## Stated exercise
Copy every line that holds "Pontuação".

************

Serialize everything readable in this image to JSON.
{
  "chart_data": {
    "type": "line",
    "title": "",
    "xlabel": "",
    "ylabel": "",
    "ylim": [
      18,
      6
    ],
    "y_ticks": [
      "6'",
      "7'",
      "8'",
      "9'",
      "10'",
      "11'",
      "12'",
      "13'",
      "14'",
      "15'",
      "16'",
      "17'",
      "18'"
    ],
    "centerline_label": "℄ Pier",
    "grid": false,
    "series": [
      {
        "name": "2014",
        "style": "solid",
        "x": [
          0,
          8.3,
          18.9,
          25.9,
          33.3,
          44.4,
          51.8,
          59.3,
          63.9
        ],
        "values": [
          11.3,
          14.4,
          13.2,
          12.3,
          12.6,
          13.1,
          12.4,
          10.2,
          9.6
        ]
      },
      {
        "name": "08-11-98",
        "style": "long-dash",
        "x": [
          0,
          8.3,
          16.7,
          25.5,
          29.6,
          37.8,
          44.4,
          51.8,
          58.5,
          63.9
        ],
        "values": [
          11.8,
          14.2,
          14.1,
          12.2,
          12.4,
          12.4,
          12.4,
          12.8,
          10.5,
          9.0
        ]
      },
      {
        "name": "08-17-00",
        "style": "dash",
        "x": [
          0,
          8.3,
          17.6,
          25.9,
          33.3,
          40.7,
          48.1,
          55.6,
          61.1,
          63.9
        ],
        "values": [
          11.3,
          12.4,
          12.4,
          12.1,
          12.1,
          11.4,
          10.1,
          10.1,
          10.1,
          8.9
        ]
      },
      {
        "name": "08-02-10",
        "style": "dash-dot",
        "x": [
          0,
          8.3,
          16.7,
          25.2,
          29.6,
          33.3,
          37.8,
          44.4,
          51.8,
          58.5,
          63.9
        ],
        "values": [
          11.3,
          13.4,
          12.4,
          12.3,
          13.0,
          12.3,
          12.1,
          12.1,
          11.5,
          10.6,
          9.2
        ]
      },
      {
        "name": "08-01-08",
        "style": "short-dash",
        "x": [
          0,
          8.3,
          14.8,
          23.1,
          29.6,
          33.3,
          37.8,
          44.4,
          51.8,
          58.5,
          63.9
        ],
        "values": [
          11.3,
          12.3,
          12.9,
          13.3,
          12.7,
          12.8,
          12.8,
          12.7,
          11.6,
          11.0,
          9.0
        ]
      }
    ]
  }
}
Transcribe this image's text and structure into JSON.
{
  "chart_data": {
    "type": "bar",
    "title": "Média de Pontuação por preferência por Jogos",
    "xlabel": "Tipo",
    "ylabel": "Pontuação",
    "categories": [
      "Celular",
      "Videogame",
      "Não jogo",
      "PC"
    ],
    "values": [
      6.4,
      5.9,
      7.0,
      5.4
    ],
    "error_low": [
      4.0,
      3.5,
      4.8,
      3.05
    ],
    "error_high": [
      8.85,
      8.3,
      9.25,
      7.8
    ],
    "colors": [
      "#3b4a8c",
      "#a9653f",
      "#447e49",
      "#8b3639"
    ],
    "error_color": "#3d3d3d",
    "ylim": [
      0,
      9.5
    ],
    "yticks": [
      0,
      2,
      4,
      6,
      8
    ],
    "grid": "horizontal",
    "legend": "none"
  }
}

************

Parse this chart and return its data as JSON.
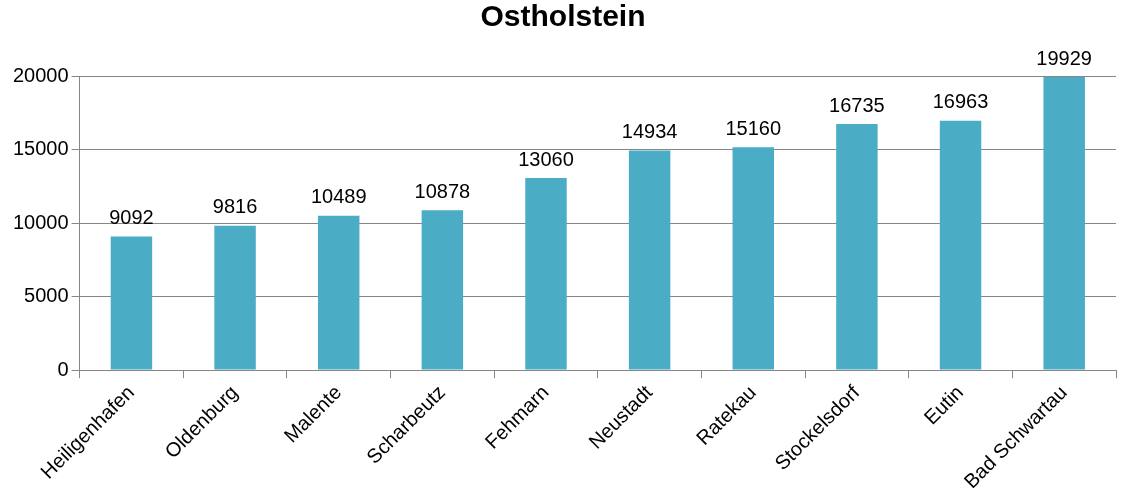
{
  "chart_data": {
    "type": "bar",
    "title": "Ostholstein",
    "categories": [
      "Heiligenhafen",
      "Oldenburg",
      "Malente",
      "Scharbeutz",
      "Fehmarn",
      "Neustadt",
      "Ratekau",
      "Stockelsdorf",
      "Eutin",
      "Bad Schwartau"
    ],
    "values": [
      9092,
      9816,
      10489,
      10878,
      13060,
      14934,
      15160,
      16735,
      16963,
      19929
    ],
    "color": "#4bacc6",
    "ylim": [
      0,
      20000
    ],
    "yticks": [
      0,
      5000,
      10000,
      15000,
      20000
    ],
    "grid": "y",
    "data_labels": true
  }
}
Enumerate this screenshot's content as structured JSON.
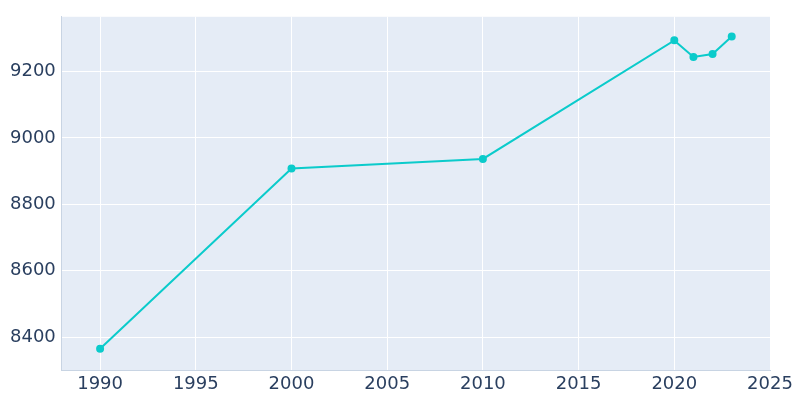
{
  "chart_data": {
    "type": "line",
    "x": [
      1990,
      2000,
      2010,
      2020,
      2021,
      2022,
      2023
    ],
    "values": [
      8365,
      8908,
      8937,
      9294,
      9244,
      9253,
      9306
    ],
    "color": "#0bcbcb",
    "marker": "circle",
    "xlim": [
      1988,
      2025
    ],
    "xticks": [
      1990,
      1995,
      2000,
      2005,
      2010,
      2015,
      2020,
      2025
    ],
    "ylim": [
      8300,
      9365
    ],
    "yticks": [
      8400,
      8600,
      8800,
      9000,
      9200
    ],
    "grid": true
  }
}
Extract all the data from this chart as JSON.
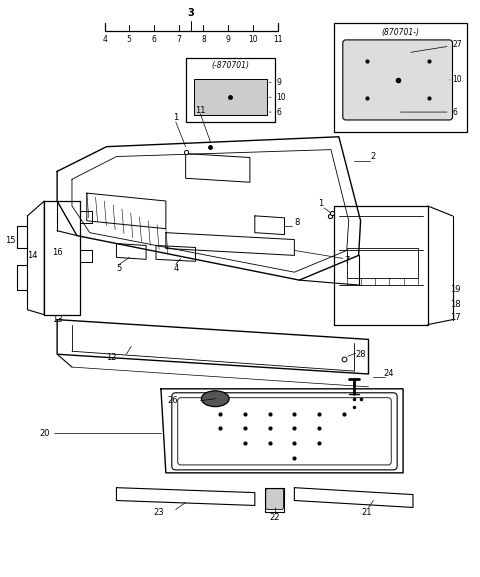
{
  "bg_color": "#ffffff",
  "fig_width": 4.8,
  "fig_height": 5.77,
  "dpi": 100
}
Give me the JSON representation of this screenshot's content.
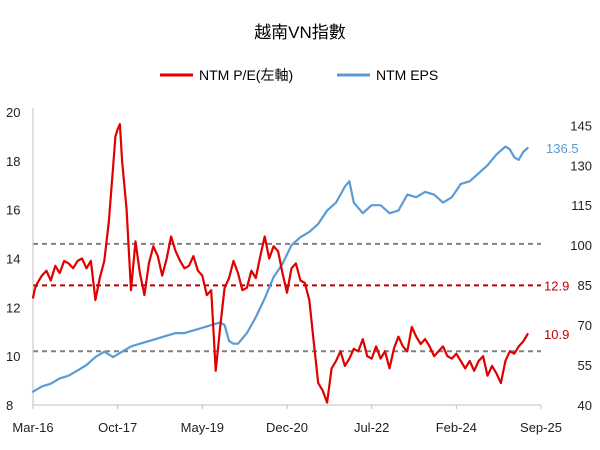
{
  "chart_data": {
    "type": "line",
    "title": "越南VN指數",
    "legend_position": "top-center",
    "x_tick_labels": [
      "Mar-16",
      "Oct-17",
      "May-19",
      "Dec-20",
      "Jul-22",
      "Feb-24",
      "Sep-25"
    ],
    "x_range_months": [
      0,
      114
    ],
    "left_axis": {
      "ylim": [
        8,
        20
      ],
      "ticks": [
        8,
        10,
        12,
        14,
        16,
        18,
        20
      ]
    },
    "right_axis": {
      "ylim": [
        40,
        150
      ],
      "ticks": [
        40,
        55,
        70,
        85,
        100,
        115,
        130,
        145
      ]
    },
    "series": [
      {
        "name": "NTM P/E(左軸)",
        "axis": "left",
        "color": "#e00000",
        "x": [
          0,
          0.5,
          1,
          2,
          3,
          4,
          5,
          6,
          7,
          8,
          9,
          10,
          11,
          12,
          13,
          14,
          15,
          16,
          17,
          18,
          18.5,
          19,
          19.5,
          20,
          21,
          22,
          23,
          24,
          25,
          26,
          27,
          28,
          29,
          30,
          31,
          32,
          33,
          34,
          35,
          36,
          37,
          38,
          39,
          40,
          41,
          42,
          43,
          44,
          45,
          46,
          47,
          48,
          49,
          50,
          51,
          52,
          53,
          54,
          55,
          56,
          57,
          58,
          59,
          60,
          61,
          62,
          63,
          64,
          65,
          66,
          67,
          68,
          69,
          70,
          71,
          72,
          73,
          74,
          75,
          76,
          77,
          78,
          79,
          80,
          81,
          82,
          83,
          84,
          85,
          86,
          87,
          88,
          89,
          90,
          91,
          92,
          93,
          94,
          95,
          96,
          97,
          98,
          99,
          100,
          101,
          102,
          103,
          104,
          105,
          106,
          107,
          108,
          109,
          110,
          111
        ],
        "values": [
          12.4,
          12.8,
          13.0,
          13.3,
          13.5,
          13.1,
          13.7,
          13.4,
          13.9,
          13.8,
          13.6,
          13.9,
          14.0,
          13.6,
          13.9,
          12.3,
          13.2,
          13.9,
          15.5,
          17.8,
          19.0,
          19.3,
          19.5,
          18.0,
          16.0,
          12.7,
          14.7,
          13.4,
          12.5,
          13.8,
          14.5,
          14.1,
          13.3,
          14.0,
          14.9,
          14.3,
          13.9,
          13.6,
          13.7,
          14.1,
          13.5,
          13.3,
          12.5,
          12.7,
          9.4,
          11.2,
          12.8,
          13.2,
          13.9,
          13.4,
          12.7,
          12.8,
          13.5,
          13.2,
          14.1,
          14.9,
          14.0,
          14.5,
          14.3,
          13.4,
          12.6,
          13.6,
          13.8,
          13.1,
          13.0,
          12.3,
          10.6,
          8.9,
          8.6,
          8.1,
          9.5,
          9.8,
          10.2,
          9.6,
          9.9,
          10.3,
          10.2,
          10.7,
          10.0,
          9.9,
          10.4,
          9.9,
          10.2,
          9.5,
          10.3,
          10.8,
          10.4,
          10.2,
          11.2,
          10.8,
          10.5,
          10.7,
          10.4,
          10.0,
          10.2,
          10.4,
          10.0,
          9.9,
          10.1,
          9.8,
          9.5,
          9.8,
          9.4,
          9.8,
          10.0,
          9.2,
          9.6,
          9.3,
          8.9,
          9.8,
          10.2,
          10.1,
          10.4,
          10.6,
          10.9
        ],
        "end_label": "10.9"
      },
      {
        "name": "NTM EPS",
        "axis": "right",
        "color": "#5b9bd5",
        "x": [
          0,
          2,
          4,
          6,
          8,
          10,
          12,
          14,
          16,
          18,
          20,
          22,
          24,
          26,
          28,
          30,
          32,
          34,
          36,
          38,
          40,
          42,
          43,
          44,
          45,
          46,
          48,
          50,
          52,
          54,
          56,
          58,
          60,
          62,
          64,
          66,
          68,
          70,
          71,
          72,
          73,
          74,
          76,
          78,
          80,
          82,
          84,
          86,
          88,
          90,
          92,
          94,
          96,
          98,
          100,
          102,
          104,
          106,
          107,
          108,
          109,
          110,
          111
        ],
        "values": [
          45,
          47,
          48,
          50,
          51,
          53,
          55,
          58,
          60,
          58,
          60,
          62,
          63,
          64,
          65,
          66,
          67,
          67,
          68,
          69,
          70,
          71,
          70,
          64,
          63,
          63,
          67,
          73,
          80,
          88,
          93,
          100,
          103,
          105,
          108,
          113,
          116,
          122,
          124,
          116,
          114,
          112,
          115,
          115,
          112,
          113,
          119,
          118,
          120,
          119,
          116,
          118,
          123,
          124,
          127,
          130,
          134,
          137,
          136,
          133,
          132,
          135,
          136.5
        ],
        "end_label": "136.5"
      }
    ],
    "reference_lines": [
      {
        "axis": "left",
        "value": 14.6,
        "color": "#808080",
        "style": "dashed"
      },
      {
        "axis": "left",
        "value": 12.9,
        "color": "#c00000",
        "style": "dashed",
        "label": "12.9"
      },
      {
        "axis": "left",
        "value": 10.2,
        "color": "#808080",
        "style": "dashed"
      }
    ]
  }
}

************

## Final answer
    "title": "Média de Pontuação por preferência por Jogos",
    "ylabel": "Pontuação",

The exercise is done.